THE REQUEST
Find and copy lines holding "Bluewaters".

STORED ROWS
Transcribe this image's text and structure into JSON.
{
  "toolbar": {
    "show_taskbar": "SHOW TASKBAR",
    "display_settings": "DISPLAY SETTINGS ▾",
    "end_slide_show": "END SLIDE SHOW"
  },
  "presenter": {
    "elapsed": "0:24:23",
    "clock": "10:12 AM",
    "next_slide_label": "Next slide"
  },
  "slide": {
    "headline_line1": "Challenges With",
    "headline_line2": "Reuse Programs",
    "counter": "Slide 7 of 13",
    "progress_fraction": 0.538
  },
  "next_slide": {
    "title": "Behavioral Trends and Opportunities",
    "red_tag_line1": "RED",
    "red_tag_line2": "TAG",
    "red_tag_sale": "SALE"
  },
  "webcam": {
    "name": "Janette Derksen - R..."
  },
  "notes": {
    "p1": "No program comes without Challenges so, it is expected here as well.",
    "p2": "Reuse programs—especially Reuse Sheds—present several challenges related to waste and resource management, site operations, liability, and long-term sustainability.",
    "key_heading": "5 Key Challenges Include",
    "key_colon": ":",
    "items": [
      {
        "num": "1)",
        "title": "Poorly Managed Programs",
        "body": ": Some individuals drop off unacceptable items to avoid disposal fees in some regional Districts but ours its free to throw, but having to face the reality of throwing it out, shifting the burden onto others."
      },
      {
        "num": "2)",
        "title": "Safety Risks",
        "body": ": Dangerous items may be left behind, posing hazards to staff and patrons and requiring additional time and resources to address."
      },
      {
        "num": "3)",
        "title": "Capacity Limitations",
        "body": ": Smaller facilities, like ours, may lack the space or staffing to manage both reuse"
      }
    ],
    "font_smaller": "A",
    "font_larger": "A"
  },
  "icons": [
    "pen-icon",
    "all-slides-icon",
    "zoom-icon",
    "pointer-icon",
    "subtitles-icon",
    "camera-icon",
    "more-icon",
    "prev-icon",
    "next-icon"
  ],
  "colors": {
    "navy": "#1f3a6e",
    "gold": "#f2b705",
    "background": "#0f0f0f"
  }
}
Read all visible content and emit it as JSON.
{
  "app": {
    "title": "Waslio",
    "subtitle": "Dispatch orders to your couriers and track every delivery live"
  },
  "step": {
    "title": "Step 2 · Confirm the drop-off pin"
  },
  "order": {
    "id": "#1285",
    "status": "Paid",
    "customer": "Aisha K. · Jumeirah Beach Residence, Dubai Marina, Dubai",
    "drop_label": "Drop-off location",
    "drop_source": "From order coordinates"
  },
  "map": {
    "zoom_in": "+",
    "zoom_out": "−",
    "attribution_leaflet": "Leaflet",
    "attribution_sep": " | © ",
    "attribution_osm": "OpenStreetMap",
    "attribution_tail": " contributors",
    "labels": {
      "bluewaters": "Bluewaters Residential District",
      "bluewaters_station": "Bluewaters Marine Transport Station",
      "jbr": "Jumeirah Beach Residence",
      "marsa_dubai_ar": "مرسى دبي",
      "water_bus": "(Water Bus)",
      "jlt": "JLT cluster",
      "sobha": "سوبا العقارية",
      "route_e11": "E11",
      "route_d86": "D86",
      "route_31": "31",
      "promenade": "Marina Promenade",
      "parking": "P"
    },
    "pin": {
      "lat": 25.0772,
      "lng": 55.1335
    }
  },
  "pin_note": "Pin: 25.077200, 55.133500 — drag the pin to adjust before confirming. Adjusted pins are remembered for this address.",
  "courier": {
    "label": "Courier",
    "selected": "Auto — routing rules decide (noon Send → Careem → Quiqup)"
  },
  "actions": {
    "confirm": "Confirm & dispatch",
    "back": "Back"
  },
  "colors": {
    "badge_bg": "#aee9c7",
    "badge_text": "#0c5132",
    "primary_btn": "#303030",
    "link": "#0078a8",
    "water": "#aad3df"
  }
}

EXERCISE ANSWER
      "bluewaters": "Bluewaters Residential District",
      "bluewaters_station": "Bluewaters Marine Transport Station",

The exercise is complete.